[Data listing]
[Begin]

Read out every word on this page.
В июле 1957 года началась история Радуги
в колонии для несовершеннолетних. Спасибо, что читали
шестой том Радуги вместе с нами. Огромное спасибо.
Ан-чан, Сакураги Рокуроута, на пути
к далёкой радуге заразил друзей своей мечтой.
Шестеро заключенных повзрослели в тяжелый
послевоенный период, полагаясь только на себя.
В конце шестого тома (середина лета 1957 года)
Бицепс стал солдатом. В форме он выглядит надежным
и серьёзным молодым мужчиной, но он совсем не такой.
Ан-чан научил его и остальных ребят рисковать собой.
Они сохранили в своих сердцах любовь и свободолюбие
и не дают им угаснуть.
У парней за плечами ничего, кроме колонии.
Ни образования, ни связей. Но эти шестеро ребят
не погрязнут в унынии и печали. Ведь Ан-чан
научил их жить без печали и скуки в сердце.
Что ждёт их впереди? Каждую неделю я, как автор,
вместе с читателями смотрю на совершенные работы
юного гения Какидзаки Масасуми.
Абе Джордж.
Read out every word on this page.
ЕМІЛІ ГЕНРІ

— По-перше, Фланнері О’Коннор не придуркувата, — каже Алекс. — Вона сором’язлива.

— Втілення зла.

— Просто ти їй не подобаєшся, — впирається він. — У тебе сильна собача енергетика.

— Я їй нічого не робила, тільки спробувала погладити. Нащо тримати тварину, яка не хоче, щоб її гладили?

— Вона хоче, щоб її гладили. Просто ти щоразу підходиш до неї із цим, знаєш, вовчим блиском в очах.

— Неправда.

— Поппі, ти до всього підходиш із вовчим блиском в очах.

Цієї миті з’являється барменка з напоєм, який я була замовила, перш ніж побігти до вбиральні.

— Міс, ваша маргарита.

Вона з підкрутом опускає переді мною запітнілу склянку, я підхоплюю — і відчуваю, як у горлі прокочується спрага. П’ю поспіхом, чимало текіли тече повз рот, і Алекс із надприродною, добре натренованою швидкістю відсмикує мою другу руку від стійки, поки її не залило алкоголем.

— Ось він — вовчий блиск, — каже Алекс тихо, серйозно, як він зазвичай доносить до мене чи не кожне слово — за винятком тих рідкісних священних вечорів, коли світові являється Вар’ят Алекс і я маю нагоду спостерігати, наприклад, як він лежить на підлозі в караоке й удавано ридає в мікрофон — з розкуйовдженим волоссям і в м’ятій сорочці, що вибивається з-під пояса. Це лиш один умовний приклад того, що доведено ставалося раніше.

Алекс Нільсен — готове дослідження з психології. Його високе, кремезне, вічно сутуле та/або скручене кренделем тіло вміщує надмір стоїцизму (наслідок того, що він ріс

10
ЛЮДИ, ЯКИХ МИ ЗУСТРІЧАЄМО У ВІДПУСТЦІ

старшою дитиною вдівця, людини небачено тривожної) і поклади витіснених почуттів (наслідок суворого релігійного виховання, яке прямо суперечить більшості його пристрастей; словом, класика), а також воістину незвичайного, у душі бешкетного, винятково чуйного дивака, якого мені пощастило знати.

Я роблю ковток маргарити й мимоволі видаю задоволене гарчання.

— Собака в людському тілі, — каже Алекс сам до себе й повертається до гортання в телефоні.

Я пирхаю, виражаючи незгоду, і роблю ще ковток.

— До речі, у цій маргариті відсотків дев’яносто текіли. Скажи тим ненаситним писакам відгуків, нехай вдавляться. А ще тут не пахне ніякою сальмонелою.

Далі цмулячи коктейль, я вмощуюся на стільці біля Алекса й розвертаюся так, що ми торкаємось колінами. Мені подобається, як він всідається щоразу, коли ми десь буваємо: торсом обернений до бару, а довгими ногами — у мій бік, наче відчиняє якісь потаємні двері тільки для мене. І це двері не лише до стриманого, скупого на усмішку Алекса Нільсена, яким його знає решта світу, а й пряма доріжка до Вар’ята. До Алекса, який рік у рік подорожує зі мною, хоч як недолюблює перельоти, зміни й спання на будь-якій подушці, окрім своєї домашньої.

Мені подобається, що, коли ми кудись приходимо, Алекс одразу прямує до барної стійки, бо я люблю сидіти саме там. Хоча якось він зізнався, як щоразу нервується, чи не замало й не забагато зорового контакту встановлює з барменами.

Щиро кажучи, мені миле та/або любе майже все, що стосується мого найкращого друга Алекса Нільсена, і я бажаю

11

[End]

◆ TASK REQUIREMENTS:
Identify all lines where the word "роблю" shows up. Copy them.

◆ SOLVED PROBLEM:
Я роблю ковток маргарити й мимоволі видаю задоволене гарчання.
Я пирхаю, виражаючи незгоду, і роблю ще ковток.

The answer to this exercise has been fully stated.